Dataset items:
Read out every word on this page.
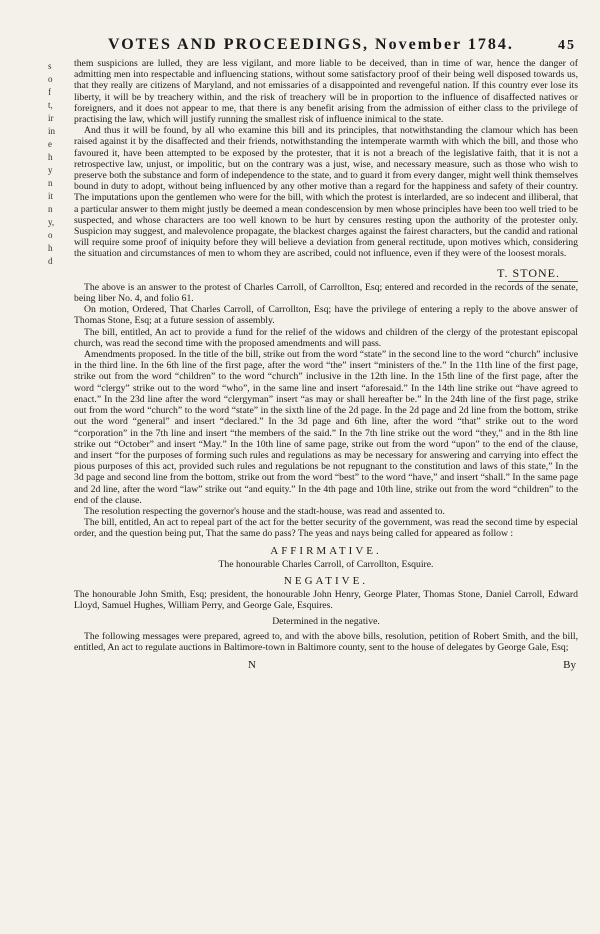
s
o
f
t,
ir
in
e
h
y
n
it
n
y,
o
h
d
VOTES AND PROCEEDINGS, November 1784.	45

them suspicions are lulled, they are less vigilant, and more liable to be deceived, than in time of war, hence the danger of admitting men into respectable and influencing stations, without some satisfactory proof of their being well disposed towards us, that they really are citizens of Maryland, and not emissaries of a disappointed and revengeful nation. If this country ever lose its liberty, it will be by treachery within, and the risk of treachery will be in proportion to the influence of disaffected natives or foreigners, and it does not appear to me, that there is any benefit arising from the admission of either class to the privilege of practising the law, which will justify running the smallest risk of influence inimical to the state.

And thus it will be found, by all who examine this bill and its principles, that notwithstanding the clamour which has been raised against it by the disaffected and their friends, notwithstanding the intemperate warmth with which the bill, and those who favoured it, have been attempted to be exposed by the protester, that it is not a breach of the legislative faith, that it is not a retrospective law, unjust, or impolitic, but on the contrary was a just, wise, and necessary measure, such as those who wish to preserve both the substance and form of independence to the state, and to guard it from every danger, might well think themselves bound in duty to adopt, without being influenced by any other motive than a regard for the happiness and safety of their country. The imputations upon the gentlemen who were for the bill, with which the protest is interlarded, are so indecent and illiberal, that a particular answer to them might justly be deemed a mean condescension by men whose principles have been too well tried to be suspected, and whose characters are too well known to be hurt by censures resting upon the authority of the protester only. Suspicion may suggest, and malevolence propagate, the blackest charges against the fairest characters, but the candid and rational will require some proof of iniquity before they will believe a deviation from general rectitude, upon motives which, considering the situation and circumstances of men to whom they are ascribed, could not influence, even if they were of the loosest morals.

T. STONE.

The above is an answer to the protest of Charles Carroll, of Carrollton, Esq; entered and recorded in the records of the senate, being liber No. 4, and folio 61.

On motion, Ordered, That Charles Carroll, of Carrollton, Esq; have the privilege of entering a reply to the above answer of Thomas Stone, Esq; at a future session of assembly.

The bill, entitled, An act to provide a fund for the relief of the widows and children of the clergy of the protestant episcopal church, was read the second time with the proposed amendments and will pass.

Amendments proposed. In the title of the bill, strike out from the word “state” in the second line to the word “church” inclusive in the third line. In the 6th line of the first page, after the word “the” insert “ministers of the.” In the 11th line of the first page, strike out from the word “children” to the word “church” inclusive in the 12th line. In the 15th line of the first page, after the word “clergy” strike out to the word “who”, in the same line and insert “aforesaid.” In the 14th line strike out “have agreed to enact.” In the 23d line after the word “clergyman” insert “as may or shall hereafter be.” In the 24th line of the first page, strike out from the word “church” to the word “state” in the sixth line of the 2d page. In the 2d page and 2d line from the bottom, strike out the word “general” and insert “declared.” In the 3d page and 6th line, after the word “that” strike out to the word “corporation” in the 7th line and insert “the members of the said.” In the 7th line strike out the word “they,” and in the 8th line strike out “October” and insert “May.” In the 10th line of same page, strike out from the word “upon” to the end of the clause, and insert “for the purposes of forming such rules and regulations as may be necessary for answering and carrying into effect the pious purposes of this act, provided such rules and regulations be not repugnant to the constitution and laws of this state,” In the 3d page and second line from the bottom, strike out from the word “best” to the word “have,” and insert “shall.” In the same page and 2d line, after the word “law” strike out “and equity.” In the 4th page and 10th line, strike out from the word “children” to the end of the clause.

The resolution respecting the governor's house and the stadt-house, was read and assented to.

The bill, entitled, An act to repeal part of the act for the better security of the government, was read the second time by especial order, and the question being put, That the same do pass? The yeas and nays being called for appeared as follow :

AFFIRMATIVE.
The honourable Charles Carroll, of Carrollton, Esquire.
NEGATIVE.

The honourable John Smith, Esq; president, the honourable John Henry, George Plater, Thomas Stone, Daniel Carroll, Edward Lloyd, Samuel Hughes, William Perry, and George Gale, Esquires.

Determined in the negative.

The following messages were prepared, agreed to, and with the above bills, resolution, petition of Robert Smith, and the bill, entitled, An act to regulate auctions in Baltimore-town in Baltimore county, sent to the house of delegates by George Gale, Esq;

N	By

▸ **WHAT IS NEEDED**: Find the lines above that include the string "George" and copy them.

▸ **RIGHT ANSWER**:
The honourable John Smith, Esq; president, the honourable John Henry, George Plater, Thomas Stone, Daniel Carroll, Edward Lloyd, Samuel Hughes, William Perry, and George Gale, Esquires.
The following messages were prepared, agreed to, and with the above bills, resolution, petition of Robert Smith, and the bill, entitled, An act to regulate auctions in Baltimore-town in Baltimore county, sent to the house of delegates by George Gale, Esq;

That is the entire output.